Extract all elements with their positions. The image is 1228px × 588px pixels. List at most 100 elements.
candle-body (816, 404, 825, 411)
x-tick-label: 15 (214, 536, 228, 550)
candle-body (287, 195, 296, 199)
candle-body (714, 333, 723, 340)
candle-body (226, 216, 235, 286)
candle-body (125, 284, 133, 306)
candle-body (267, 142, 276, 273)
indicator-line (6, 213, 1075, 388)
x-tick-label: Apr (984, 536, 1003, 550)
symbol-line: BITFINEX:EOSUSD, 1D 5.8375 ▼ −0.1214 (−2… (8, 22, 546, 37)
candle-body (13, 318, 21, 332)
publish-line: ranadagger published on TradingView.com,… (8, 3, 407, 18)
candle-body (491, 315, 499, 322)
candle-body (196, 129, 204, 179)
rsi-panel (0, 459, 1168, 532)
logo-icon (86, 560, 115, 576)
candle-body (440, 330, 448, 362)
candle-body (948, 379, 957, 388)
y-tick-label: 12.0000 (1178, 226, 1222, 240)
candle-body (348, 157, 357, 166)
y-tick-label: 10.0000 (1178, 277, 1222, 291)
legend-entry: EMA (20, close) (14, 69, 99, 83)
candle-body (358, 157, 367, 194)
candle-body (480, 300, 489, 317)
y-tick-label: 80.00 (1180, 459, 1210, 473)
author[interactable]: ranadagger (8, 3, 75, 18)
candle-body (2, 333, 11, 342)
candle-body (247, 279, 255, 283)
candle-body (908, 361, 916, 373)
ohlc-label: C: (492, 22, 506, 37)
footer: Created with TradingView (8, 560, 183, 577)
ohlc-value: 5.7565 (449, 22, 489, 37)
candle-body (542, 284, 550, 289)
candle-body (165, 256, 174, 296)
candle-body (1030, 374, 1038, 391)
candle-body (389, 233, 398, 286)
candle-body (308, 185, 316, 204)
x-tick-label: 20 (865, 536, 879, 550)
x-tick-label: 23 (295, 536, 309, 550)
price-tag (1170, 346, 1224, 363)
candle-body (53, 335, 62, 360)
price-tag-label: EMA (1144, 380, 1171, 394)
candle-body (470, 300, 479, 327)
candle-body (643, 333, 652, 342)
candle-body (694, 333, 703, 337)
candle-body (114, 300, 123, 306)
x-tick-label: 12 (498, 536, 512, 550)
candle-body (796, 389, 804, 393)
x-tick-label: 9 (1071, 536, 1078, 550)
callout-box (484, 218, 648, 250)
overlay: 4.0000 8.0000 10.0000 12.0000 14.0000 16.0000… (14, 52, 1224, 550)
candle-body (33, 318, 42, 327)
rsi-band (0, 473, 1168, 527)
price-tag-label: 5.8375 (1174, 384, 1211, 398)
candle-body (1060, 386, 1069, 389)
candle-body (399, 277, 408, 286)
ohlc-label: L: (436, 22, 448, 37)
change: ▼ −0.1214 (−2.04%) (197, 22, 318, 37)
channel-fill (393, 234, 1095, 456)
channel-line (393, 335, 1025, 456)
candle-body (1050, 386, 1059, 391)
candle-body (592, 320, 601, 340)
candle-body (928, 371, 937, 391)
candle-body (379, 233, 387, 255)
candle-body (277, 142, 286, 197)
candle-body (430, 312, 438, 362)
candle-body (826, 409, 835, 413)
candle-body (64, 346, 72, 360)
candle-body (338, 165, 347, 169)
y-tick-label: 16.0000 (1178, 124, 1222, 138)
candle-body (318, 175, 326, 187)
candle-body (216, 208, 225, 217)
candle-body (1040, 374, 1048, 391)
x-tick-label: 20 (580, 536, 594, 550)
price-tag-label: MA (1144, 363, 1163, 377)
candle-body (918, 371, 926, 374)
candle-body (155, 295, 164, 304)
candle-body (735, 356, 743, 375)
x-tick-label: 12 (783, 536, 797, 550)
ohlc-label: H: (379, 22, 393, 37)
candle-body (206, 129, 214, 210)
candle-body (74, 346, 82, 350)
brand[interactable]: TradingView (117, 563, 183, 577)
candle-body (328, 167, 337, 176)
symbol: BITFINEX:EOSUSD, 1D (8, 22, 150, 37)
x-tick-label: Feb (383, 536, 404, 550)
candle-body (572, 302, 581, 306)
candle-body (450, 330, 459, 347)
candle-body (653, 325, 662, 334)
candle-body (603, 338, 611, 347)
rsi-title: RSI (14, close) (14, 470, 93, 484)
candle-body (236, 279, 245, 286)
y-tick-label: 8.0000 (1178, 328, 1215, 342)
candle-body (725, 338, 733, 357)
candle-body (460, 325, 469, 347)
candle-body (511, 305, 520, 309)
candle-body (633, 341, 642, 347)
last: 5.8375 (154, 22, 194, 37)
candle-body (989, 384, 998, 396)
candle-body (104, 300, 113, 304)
.....
**Problem statement**. Rewrite the data from its start through the line containing "candle-body (13, 318, 21, 332)", replacing "x-tick-label" with "x-axis-label" and leaving everything else unchanged.

**The output**.
Extract all elements with their positions. The image is 1228px × 588px pixels. List at most 100 elements.
candle-body (816, 404, 825, 411)
x-axis-label: 15 (214, 536, 228, 550)
candle-body (287, 195, 296, 199)
candle-body (714, 333, 723, 340)
candle-body (226, 216, 235, 286)
candle-body (125, 284, 133, 306)
candle-body (267, 142, 276, 273)
indicator-line (6, 213, 1075, 388)
x-axis-label: Apr (984, 536, 1003, 550)
symbol-line: BITFINEX:EOSUSD, 1D 5.8375 ▼ −0.1214 (−2… (8, 22, 546, 37)
candle-body (13, 318, 21, 332)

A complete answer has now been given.